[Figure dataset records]
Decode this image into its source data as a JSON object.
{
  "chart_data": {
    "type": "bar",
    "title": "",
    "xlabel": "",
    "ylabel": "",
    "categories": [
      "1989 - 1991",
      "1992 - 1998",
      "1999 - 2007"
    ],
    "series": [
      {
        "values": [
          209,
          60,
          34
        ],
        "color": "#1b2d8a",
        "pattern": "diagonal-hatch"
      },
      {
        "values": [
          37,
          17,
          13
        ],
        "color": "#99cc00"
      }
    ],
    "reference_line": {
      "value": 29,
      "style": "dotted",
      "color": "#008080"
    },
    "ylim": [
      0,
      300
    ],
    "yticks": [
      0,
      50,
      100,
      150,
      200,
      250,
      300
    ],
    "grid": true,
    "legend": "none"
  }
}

» PROBLEM REQUIREMENTS
Extract all the material, leaving every line as it is.

» CORRECT ANSWER
Decode this image into its source data as a JSON object.
{
  "chart_data": {
    "type": "bar",
    "title": "",
    "xlabel": "",
    "ylabel": "",
    "categories": [
      "1989 - 1991",
      "1992 - 1998",
      "1999 - 2007"
    ],
    "series": [
      {
        "values": [
          209,
          60,
          34
        ],
        "color": "#1b2d8a",
        "pattern": "diagonal-hatch"
      },
      {
        "values": [
          37,
          17,
          13
        ],
        "color": "#99cc00"
      }
    ],
    "reference_line": {
      "value": 29,
      "style": "dotted",
      "color": "#008080"
    },
    "ylim": [
      0,
      300
    ],
    "yticks": [
      0,
      50,
      100,
      150,
      200,
      250,
      300
    ],
    "grid": true,
    "legend": "none"
  }
}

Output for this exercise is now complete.